──────── STORED RECORDS ────────

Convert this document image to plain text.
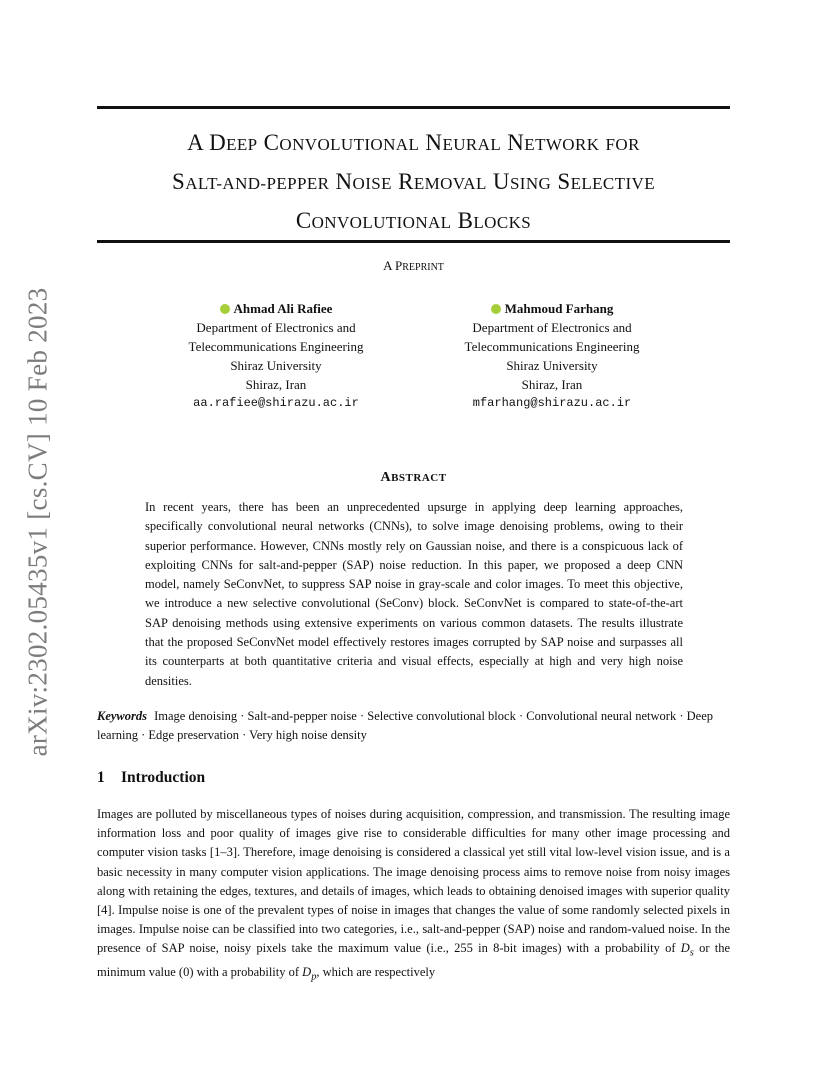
arXiv:2302.05435v1 [cs.CV] 10 Feb 2023
A DEEP CONVOLUTIONAL NEURAL NETWORK FOR
SALT-AND-PEPPER NOISE REMOVAL USING SELECTIVE
CONVOLUTIONAL BLOCKS
A PREPRINT
Ahmad Ali Rafiee
Department of Electronics and
Telecommunications Engineering
Shiraz University
Shiraz, Iran
aa.rafiee@shirazu.ac.ir
Mahmoud Farhang
Department of Electronics and
Telecommunications Engineering
Shiraz University
Shiraz, Iran
mfarhang@shirazu.ac.ir
ABSTRACT
In recent years, there has been an unprecedented upsurge in applying deep learning approaches, specifically convolutional neural networks (CNNs), to solve image denoising problems, owing to their superior performance. However, CNNs mostly rely on Gaussian noise, and there is a conspicuous lack of exploiting CNNs for salt-and-pepper (SAP) noise reduction. In this paper, we proposed a deep CNN model, namely SeConvNet, to suppress SAP noise in gray-scale and color images. To meet this objective, we introduce a new selective convolutional (SeConv) block. SeConvNet is compared to state-of-the-art SAP denoising methods using extensive experiments on various common datasets. The results illustrate that the proposed SeConvNet model effectively restores images corrupted by SAP noise and surpasses all its counterparts at both quantitative criteria and visual effects, especially at high and very high noise densities.
Keywords Image denoising · Salt-and-pepper noise · Selective convolutional block · Convolutional neural network · Deep learning · Edge preservation · Very high noise density
1 Introduction
Images are polluted by miscellaneous types of noises during acquisition, compression, and transmission. The resulting image information loss and poor quality of images give rise to considerable difficulties for many other image processing and computer vision tasks [1–3]. Therefore, image denoising is considered a classical yet still vital low-level vision issue, and is a basic necessity in many computer vision applications. The image denoising process aims to remove noise from noisy images along with retaining the edges, textures, and details of images, which leads to obtaining denoised images with superior quality [4]. Impulse noise is one of the prevalent types of noise in images that changes the value of some randomly selected pixels in images. Impulse noise can be classified into two categories, i.e., salt-and-pepper (SAP) noise and random-valued noise. In the presence of SAP noise, noisy pixels take the maximum value (i.e., 255 in 8-bit images) with a probability of $D_s$ or the minimum value (0) with a probability of $D_p$, which are respectively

────────

**STATED TASK**
Show all lines above holding "shirazu".

**EXERCISE RESULT**
aa.rafiee@shirazu.ac.ir
mfarhang@shirazu.ac.ir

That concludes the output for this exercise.